** start Given data **

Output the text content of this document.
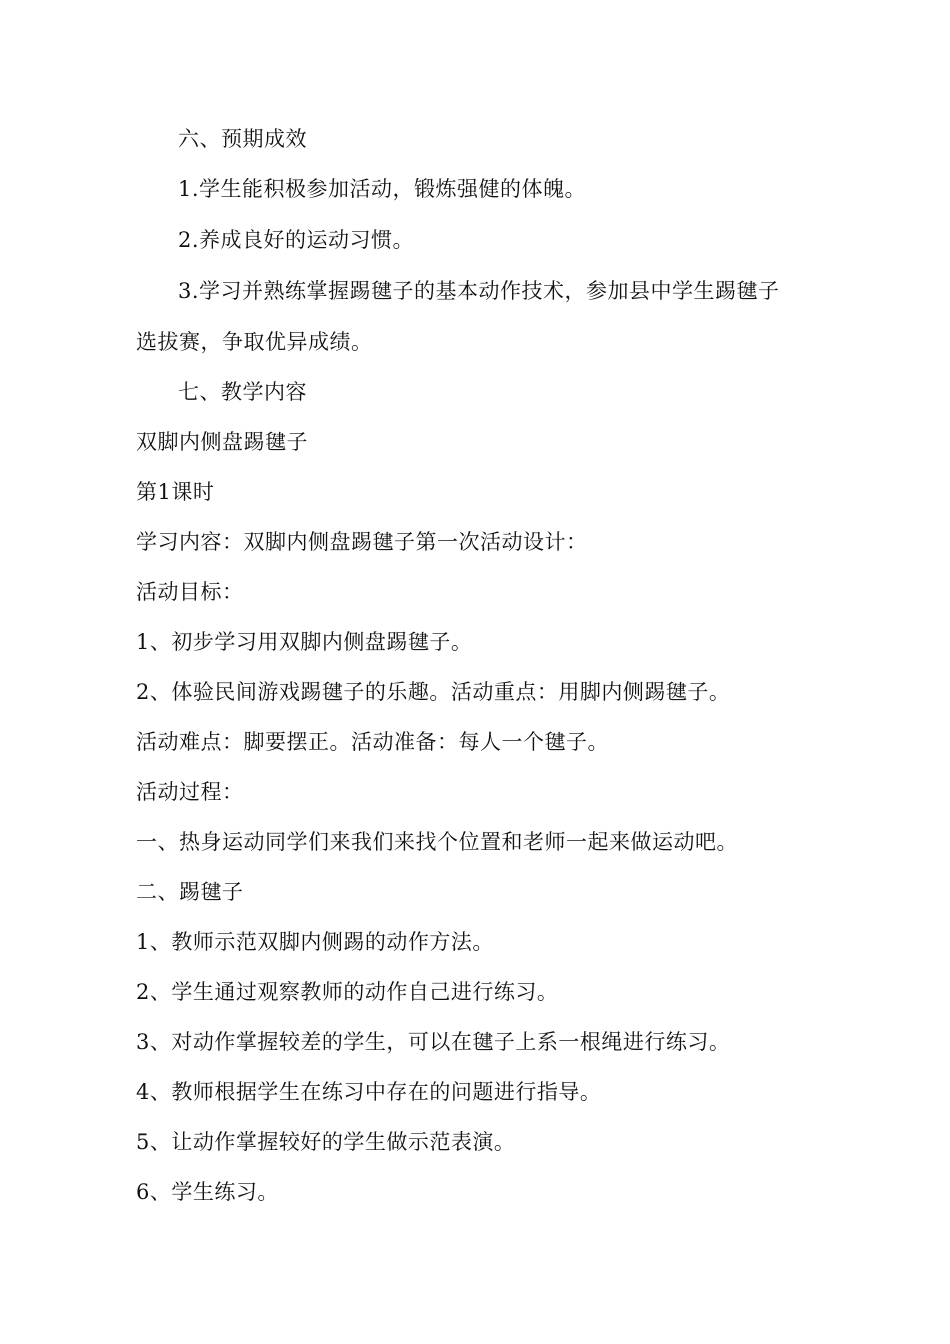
六、预期成效
1.学生能积极参加活动，锻炼强健的体魄。
2.养成良好的运动习惯。
3.学习并熟练掌握踢毽子的基本动作技术，参加县中学生踢毽子
选拔赛，争取优异成绩。
七、教学内容
双脚内侧盘踢毽子
第1课时
学习内容：双脚内侧盘踢毽子第一次活动设计：
活动目标：
1、初步学习用双脚内侧盘踢毽子。
2、体验民间游戏踢毽子的乐趣。活动重点：用脚内侧踢毽子。
活动难点：脚要摆正。活动准备：每人一个毽子。
活动过程：
一、热身运动同学们来我们来找个位置和老师一起来做运动吧。
二、踢毽子
1、教师示范双脚内侧踢的动作方法。
2、学生通过观察教师的动作自己进行练习。
3、对动作掌握较差的学生，可以在毽子上系一根绳进行练习。
4、教师根据学生在练习中存在的问题进行指导。
5、让动作掌握较好的学生做示范表演。
6、学生练习。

** end Given data **

§ **Set task**: Repeat each entry exactly as given; no pictures belong in the copy.

§ **Final result**:
Output the text content of this document.
六、预期成效
1.学生能积极参加活动，锻炼强健的体魄。
2.养成良好的运动习惯。
3.学习并熟练掌握踢毽子的基本动作技术，参加县中学生踢毽子
选拔赛，争取优异成绩。
七、教学内容
双脚内侧盘踢毽子
第1课时
学习内容：双脚内侧盘踢毽子第一次活动设计：
活动目标：
1、初步学习用双脚内侧盘踢毽子。
2、体验民间游戏踢毽子的乐趣。活动重点：用脚内侧踢毽子。
活动难点：脚要摆正。活动准备：每人一个毽子。
活动过程：
一、热身运动同学们来我们来找个位置和老师一起来做运动吧。
二、踢毽子
1、教师示范双脚内侧踢的动作方法。
2、学生通过观察教师的动作自己进行练习。
3、对动作掌握较差的学生，可以在毽子上系一根绳进行练习。
4、教师根据学生在练习中存在的问题进行指导。
5、让动作掌握较好的学生做示范表演。
6、学生练习。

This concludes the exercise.